-- start Records for this exercise --

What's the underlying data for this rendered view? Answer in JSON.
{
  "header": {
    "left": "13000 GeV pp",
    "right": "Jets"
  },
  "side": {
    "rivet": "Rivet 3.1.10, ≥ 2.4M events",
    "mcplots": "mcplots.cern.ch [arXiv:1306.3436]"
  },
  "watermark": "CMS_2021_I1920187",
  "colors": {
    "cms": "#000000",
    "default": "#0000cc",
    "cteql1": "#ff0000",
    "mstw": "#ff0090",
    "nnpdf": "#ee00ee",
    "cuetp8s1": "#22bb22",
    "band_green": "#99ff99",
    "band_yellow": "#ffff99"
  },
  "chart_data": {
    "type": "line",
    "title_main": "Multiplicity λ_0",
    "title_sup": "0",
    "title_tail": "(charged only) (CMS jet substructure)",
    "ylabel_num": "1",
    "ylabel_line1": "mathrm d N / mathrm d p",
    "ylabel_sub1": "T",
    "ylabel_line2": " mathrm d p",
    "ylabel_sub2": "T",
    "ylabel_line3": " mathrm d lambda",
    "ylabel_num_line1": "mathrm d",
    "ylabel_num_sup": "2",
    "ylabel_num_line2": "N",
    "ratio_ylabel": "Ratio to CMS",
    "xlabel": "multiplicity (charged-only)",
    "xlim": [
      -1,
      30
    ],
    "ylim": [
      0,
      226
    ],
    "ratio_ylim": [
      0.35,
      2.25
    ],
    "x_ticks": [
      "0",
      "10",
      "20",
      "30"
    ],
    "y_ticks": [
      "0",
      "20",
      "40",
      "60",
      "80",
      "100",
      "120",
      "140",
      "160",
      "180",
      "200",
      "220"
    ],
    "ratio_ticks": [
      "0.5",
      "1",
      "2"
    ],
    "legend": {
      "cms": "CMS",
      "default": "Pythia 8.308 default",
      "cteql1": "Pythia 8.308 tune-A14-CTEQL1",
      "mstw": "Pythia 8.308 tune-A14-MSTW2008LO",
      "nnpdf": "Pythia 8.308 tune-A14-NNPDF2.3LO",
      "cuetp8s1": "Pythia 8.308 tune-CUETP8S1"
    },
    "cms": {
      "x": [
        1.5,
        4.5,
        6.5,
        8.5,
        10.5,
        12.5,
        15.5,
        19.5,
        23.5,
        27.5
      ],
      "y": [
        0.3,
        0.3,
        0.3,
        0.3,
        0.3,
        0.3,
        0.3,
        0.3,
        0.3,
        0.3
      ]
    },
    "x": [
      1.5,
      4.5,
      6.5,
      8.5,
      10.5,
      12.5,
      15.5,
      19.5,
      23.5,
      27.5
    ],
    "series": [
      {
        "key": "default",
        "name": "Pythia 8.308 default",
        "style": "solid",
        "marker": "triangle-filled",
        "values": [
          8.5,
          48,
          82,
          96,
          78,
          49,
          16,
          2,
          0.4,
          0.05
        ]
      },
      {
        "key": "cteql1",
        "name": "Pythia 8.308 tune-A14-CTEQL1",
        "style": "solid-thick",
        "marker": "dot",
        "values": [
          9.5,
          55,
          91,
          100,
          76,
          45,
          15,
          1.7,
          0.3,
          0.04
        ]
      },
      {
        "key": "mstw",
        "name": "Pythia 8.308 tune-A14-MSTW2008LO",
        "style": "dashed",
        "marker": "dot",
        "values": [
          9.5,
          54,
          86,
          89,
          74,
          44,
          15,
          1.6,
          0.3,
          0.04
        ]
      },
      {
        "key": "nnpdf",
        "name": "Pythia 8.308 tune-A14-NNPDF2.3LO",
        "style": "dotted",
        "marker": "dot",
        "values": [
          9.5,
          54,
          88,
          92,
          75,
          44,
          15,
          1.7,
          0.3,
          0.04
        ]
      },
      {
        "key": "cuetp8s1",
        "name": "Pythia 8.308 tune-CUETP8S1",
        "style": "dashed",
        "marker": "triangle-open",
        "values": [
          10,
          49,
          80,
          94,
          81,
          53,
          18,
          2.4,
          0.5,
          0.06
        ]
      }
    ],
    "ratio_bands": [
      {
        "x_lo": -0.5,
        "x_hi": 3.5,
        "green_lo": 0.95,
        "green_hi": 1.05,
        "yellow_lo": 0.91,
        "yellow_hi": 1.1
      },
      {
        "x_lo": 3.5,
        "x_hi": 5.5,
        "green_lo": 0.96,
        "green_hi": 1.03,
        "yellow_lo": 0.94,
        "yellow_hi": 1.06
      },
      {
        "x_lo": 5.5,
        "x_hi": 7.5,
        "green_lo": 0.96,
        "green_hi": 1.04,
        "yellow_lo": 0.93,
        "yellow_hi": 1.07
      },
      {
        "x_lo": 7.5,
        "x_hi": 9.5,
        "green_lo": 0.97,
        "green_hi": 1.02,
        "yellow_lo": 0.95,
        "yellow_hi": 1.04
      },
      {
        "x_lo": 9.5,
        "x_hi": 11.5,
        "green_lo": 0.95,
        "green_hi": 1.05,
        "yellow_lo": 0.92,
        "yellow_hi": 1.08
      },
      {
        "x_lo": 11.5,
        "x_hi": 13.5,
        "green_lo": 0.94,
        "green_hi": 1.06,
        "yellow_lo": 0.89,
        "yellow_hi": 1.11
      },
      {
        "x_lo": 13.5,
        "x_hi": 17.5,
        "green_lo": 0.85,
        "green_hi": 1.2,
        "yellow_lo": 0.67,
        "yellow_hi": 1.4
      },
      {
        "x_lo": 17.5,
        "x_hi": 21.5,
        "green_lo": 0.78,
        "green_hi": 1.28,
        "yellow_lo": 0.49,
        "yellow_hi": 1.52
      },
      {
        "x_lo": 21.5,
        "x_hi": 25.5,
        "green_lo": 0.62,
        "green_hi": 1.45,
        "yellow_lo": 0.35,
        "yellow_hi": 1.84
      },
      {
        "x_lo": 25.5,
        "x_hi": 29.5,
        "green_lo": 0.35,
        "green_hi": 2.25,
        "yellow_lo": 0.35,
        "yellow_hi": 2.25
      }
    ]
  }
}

-- end Records for this exercise --

● Task brief
Retype each record exactly, leaving nothing out.

● Exercise result
What's the underlying data for this rendered view? Answer in JSON.
{
  "header": {
    "left": "13000 GeV pp",
    "right": "Jets"
  },
  "side": {
    "rivet": "Rivet 3.1.10, ≥ 2.4M events",
    "mcplots": "mcplots.cern.ch [arXiv:1306.3436]"
  },
  "watermark": "CMS_2021_I1920187",
  "colors": {
    "cms": "#000000",
    "default": "#0000cc",
    "cteql1": "#ff0000",
    "mstw": "#ff0090",
    "nnpdf": "#ee00ee",
    "cuetp8s1": "#22bb22",
    "band_green": "#99ff99",
    "band_yellow": "#ffff99"
  },
  "chart_data": {
    "type": "line",
    "title_main": "Multiplicity λ_0",
    "title_sup": "0",
    "title_tail": "(charged only) (CMS jet substructure)",
    "ylabel_num": "1",
    "ylabel_line1": "mathrm d N / mathrm d p",
    "ylabel_sub1": "T",
    "ylabel_line2": " mathrm d p",
    "ylabel_sub2": "T",
    "ylabel_line3": " mathrm d lambda",
    "ylabel_num_line1": "mathrm d",
    "ylabel_num_sup": "2",
    "ylabel_num_line2": "N",
    "ratio_ylabel": "Ratio to CMS",
    "xlabel": "multiplicity (charged-only)",
    "xlim": [
      -1,
      30
    ],
    "ylim": [
      0,
      226
    ],
    "ratio_ylim": [
      0.35,
      2.25
    ],
    "x_ticks": [
      "0",
      "10",
      "20",
      "30"
    ],
    "y_ticks": [
      "0",
      "20",
      "40",
      "60",
      "80",
      "100",
      "120",
      "140",
      "160",
      "180",
      "200",
      "220"
    ],
    "ratio_ticks": [
      "0.5",
      "1",
      "2"
    ],
    "legend": {
      "cms": "CMS",
      "default": "Pythia 8.308 default",
      "cteql1": "Pythia 8.308 tune-A14-CTEQL1",
      "mstw": "Pythia 8.308 tune-A14-MSTW2008LO",
      "nnpdf": "Pythia 8.308 tune-A14-NNPDF2.3LO",
      "cuetp8s1": "Pythia 8.308 tune-CUETP8S1"
    },
    "cms": {
      "x": [
        1.5,
        4.5,
        6.5,
        8.5,
        10.5,
        12.5,
        15.5,
        19.5,
        23.5,
        27.5
      ],
      "y": [
        0.3,
        0.3,
        0.3,
        0.3,
        0.3,
        0.3,
        0.3,
        0.3,
        0.3,
        0.3
      ]
    },
    "x": [
      1.5,
      4.5,
      6.5,
      8.5,
      10.5,
      12.5,
      15.5,
      19.5,
      23.5,
      27.5
    ],
    "series": [
      {
        "key": "default",
        "name": "Pythia 8.308 default",
        "style": "solid",
        "marker": "triangle-filled",
        "values": [
          8.5,
          48,
          82,
          96,
          78,
          49,
          16,
          2,
          0.4,
          0.05
        ]
      },
      {
        "key": "cteql1",
        "name": "Pythia 8.308 tune-A14-CTEQL1",
        "style": "solid-thick",
        "marker": "dot",
        "values": [
          9.5,
          55,
          91,
          100,
          76,
          45,
          15,
          1.7,
          0.3,
          0.04
        ]
      },
      {
        "key": "mstw",
        "name": "Pythia 8.308 tune-A14-MSTW2008LO",
        "style": "dashed",
        "marker": "dot",
        "values": [
          9.5,
          54,
          86,
          89,
          74,
          44,
          15,
          1.6,
          0.3,
          0.04
        ]
      },
      {
        "key": "nnpdf",
        "name": "Pythia 8.308 tune-A14-NNPDF2.3LO",
        "style": "dotted",
        "marker": "dot",
        "values": [
          9.5,
          54,
          88,
          92,
          75,
          44,
          15,
          1.7,
          0.3,
          0.04
        ]
      },
      {
        "key": "cuetp8s1",
        "name": "Pythia 8.308 tune-CUETP8S1",
        "style": "dashed",
        "marker": "triangle-open",
        "values": [
          10,
          49,
          80,
          94,
          81,
          53,
          18,
          2.4,
          0.5,
          0.06
        ]
      }
    ],
    "ratio_bands": [
      {
        "x_lo": -0.5,
        "x_hi": 3.5,
        "green_lo": 0.95,
        "green_hi": 1.05,
        "yellow_lo": 0.91,
        "yellow_hi": 1.1
      },
      {
        "x_lo": 3.5,
        "x_hi": 5.5,
        "green_lo": 0.96,
        "green_hi": 1.03,
        "yellow_lo": 0.94,
        "yellow_hi": 1.06
      },
      {
        "x_lo": 5.5,
        "x_hi": 7.5,
        "green_lo": 0.96,
        "green_hi": 1.04,
        "yellow_lo": 0.93,
        "yellow_hi": 1.07
      },
      {
        "x_lo": 7.5,
        "x_hi": 9.5,
        "green_lo": 0.97,
        "green_hi": 1.02,
        "yellow_lo": 0.95,
        "yellow_hi": 1.04
      },
      {
        "x_lo": 9.5,
        "x_hi": 11.5,
        "green_lo": 0.95,
        "green_hi": 1.05,
        "yellow_lo": 0.92,
        "yellow_hi": 1.08
      },
      {
        "x_lo": 11.5,
        "x_hi": 13.5,
        "green_lo": 0.94,
        "green_hi": 1.06,
        "yellow_lo": 0.89,
        "yellow_hi": 1.11
      },
      {
        "x_lo": 13.5,
        "x_hi": 17.5,
        "green_lo": 0.85,
        "green_hi": 1.2,
        "yellow_lo": 0.67,
        "yellow_hi": 1.4
      },
      {
        "x_lo": 17.5,
        "x_hi": 21.5,
        "green_lo": 0.78,
        "green_hi": 1.28,
        "yellow_lo": 0.49,
        "yellow_hi": 1.52
      },
      {
        "x_lo": 21.5,
        "x_hi": 25.5,
        "green_lo": 0.62,
        "green_hi": 1.45,
        "yellow_lo": 0.35,
        "yellow_hi": 1.84
      },
      {
        "x_lo": 25.5,
        "x_hi": 29.5,
        "green_lo": 0.35,
        "green_hi": 2.25,
        "yellow_lo": 0.35,
        "yellow_hi": 2.25
      }
    ]
  }
}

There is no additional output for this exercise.